* **Exercise description**:
Nothing in the records may be left out or altered; reproduce them all exactly.

* **Entries shown**:
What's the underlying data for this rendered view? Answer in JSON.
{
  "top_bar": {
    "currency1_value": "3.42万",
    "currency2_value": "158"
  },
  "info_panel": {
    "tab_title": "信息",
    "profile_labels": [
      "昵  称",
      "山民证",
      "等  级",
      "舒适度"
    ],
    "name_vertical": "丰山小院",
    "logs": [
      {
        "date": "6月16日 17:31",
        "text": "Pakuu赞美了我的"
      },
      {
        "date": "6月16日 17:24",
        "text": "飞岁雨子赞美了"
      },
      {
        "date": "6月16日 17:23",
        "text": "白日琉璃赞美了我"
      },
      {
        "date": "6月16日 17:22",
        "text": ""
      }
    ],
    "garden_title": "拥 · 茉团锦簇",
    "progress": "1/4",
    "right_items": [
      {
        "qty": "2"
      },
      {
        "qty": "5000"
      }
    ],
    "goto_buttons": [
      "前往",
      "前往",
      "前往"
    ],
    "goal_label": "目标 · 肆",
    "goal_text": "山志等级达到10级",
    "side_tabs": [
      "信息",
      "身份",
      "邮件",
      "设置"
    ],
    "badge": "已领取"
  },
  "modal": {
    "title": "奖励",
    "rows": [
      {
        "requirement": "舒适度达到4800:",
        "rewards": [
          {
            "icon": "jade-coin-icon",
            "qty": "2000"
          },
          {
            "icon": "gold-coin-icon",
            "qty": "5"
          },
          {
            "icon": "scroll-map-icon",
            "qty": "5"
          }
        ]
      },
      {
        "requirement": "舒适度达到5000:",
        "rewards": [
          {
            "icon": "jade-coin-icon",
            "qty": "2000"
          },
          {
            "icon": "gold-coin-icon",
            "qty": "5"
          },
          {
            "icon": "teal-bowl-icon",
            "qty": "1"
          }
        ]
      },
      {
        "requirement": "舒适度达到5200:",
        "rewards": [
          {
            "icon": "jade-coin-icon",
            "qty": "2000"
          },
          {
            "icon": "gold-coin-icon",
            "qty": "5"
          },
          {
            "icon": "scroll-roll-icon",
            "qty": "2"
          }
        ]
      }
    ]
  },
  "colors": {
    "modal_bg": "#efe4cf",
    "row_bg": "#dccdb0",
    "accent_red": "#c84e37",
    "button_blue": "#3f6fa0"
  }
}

* **Solution for this exercise**:
What's the underlying data for this rendered view? Answer in JSON.
{
  "top_bar": {
    "currency1_value": "3.42万",
    "currency2_value": "158"
  },
  "info_panel": {
    "tab_title": "信息",
    "profile_labels": [
      "昵  称",
      "山民证",
      "等  级",
      "舒适度"
    ],
    "name_vertical": "丰山小院",
    "logs": [
      {
        "date": "6月16日 17:31",
        "text": "Pakuu赞美了我的"
      },
      {
        "date": "6月16日 17:24",
        "text": "飞岁雨子赞美了"
      },
      {
        "date": "6月16日 17:23",
        "text": "白日琉璃赞美了我"
      },
      {
        "date": "6月16日 17:22",
        "text": ""
      }
    ],
    "garden_title": "拥 · 茉团锦簇",
    "progress": "1/4",
    "right_items": [
      {
        "qty": "2"
      },
      {
        "qty": "5000"
      }
    ],
    "goto_buttons": [
      "前往",
      "前往",
      "前往"
    ],
    "goal_label": "目标 · 肆",
    "goal_text": "山志等级达到10级",
    "side_tabs": [
      "信息",
      "身份",
      "邮件",
      "设置"
    ],
    "badge": "已领取"
  },
  "modal": {
    "title": "奖励",
    "rows": [
      {
        "requirement": "舒适度达到4800:",
        "rewards": [
          {
            "icon": "jade-coin-icon",
            "qty": "2000"
          },
          {
            "icon": "gold-coin-icon",
            "qty": "5"
          },
          {
            "icon": "scroll-map-icon",
            "qty": "5"
          }
        ]
      },
      {
        "requirement": "舒适度达到5000:",
        "rewards": [
          {
            "icon": "jade-coin-icon",
            "qty": "2000"
          },
          {
            "icon": "gold-coin-icon",
            "qty": "5"
          },
          {
            "icon": "teal-bowl-icon",
            "qty": "1"
          }
        ]
      },
      {
        "requirement": "舒适度达到5200:",
        "rewards": [
          {
            "icon": "jade-coin-icon",
            "qty": "2000"
          },
          {
            "icon": "gold-coin-icon",
            "qty": "5"
          },
          {
            "icon": "scroll-roll-icon",
            "qty": "2"
          }
        ]
      }
    ]
  },
  "colors": {
    "modal_bg": "#efe4cf",
    "row_bg": "#dccdb0",
    "accent_red": "#c84e37",
    "button_blue": "#3f6fa0"
  }
}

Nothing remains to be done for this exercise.